··· Data supplied ···

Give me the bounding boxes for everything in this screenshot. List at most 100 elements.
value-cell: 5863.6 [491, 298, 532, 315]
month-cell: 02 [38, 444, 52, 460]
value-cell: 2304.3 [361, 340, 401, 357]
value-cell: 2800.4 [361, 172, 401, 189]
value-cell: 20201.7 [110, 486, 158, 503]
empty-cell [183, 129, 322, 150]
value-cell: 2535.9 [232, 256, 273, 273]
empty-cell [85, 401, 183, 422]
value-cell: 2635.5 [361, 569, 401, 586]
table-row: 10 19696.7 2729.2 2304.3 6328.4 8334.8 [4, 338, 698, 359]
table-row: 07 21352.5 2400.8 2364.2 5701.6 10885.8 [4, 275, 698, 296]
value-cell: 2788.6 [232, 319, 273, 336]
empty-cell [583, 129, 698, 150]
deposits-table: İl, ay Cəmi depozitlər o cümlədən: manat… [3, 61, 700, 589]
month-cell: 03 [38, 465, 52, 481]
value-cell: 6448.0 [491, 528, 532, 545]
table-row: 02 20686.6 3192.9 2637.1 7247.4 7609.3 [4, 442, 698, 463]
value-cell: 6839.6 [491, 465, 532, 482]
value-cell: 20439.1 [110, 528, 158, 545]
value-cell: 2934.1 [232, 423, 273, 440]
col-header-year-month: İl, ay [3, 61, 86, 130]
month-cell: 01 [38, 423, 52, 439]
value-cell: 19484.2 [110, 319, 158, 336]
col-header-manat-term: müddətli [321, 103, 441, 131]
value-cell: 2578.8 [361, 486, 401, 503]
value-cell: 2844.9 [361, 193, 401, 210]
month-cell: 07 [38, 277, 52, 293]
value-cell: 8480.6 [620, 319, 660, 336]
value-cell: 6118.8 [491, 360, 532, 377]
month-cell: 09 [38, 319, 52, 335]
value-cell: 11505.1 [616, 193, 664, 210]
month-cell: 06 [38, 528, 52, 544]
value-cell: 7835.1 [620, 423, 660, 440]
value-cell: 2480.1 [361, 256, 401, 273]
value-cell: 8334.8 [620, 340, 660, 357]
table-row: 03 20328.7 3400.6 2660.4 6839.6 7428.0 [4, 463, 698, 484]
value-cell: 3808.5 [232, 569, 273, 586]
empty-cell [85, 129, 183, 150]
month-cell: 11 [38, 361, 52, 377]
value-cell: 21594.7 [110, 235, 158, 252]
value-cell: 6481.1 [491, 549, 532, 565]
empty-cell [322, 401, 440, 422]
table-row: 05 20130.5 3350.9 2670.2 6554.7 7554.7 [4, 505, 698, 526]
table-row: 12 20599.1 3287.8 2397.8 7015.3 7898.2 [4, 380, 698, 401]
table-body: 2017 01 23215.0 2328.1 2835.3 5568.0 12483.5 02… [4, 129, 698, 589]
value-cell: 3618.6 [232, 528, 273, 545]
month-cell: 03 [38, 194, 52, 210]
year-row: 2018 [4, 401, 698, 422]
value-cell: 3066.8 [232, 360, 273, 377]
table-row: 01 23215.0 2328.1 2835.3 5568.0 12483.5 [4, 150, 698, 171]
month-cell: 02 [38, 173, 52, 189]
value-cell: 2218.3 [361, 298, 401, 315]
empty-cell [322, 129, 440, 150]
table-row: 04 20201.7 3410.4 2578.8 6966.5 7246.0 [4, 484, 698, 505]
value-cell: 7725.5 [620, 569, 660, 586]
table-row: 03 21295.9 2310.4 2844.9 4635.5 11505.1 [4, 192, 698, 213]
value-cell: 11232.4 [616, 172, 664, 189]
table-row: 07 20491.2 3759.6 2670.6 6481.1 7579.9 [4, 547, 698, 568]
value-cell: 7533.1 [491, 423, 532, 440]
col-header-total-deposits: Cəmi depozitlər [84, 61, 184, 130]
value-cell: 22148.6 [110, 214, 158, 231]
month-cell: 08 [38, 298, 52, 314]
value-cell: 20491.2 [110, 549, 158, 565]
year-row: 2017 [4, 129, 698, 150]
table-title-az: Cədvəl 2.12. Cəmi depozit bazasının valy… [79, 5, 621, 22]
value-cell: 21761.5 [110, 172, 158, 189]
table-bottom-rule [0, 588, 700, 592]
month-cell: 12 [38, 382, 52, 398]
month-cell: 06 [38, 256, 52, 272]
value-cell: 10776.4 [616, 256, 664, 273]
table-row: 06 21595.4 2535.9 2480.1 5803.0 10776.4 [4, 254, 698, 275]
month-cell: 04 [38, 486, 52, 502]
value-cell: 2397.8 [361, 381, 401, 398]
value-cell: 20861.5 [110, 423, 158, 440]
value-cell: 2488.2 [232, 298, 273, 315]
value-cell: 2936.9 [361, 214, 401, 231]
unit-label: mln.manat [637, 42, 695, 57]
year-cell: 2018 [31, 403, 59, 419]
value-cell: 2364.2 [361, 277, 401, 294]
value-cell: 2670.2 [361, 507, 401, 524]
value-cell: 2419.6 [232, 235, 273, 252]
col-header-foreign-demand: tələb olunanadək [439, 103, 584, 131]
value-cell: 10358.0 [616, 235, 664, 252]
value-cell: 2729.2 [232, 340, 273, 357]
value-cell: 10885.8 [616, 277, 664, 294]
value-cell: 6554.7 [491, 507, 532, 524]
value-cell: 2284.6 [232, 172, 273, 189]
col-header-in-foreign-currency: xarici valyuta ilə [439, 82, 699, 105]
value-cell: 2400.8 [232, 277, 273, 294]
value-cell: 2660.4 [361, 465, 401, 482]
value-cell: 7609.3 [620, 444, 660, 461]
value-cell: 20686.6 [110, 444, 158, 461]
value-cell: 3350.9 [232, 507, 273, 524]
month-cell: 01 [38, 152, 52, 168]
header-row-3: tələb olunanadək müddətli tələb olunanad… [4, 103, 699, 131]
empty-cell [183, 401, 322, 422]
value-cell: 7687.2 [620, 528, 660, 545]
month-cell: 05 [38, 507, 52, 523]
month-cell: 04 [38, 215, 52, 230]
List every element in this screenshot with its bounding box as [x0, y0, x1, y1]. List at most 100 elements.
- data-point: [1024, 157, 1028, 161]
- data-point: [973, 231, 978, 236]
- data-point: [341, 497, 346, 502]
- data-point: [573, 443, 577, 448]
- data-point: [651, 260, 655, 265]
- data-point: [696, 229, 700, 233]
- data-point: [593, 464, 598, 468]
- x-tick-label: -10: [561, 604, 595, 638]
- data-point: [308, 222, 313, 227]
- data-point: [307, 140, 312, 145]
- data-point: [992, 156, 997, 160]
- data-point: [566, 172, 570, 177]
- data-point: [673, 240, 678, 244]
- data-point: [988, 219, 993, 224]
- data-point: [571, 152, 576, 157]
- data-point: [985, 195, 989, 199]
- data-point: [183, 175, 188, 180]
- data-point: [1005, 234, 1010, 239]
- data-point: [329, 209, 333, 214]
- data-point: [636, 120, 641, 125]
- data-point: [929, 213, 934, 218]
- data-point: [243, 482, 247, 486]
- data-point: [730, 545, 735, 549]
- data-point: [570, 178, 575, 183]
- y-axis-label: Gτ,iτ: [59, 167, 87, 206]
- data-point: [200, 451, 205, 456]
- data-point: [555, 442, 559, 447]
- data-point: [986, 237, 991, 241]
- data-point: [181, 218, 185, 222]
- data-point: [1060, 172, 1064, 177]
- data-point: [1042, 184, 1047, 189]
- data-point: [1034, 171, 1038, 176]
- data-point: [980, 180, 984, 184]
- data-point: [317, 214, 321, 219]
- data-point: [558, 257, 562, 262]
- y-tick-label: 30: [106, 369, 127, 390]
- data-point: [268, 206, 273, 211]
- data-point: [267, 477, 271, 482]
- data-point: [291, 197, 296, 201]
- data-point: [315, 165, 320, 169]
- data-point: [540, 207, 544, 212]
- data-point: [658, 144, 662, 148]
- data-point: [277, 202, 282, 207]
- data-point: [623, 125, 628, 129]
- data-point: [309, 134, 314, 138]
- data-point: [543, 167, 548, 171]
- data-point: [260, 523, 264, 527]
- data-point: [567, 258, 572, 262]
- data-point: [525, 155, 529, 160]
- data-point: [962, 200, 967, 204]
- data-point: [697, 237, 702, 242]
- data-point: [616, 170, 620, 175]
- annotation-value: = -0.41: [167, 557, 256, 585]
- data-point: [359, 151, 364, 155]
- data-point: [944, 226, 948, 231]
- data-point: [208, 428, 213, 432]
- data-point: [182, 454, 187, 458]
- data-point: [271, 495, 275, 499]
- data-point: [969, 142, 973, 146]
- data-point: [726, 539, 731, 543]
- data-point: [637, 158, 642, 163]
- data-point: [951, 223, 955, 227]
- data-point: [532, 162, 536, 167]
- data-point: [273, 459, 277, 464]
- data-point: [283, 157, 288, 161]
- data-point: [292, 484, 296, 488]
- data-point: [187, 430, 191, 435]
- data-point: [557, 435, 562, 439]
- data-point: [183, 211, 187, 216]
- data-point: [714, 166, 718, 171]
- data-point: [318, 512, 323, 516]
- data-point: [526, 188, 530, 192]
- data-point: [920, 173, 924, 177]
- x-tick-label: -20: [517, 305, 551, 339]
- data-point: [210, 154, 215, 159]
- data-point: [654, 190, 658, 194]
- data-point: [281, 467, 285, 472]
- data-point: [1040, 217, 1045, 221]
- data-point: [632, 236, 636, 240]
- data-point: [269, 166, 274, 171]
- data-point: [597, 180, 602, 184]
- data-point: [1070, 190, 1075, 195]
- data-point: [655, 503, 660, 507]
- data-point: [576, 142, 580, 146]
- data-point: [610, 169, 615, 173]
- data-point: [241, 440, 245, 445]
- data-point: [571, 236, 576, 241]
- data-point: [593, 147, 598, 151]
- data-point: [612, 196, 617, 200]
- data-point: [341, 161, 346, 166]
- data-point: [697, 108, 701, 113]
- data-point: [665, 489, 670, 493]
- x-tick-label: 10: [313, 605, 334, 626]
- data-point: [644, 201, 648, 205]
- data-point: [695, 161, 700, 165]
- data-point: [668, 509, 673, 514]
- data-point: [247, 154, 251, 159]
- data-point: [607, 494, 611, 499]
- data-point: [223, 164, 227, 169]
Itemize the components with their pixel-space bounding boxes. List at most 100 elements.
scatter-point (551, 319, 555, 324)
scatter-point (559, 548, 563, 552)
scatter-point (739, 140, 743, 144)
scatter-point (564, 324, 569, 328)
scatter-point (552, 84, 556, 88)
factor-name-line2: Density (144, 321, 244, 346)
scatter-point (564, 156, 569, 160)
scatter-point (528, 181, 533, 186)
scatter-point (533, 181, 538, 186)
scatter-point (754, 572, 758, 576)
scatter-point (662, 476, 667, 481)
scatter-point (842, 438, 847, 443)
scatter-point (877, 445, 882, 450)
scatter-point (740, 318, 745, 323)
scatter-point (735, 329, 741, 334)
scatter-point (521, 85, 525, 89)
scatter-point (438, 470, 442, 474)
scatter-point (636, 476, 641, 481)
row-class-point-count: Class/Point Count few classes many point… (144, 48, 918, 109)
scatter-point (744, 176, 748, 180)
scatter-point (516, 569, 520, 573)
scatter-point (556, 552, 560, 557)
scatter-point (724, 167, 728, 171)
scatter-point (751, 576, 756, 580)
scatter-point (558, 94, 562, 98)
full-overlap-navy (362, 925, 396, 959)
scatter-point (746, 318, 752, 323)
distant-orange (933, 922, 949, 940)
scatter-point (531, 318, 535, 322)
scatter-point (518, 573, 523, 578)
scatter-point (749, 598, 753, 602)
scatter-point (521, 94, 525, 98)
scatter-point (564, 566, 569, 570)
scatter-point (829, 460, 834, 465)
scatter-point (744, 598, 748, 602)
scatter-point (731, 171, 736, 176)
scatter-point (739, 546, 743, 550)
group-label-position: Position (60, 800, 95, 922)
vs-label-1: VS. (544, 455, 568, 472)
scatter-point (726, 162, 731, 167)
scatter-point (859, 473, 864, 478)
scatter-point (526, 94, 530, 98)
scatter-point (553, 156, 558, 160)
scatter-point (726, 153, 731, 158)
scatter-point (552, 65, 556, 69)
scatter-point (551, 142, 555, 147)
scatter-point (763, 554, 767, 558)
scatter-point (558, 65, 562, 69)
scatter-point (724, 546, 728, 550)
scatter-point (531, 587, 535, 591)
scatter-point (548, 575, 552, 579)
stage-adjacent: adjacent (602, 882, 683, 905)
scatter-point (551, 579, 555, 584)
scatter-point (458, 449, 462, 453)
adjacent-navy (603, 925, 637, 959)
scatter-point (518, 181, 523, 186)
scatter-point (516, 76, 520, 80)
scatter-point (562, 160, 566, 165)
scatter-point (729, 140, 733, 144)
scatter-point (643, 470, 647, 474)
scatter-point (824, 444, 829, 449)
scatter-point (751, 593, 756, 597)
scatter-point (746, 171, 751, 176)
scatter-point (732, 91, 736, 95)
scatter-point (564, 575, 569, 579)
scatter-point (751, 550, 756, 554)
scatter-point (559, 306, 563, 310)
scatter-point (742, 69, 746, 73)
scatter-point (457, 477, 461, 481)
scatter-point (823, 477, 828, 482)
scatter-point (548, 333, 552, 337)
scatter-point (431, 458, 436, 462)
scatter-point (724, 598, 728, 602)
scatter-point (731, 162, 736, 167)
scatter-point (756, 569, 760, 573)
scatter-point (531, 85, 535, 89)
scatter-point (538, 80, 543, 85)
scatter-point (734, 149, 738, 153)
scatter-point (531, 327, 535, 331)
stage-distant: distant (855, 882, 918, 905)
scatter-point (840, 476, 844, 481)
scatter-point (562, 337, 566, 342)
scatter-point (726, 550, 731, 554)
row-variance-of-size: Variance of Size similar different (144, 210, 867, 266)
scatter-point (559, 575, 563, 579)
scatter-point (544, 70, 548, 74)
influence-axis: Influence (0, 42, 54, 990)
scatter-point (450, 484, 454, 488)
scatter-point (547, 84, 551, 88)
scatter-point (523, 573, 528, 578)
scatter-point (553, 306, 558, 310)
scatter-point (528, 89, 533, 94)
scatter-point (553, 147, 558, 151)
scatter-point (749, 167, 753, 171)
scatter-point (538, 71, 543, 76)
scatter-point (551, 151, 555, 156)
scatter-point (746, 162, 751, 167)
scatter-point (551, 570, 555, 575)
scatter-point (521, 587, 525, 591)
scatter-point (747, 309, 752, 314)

···

Update the items from the first line through the line containing "empty-cell [85, 401, 183, 422]", replacing "value-cell" with "data-cell" and leaving everything else unchanged.

Give me the bounding boxes for everything in this screenshot. List at most 100 elements.
data-cell: 5863.6 [491, 298, 532, 315]
month-cell: 02 [38, 444, 52, 460]
data-cell: 2304.3 [361, 340, 401, 357]
data-cell: 2800.4 [361, 172, 401, 189]
data-cell: 20201.7 [110, 486, 158, 503]
empty-cell [183, 129, 322, 150]
data-cell: 2535.9 [232, 256, 273, 273]
empty-cell [85, 401, 183, 422]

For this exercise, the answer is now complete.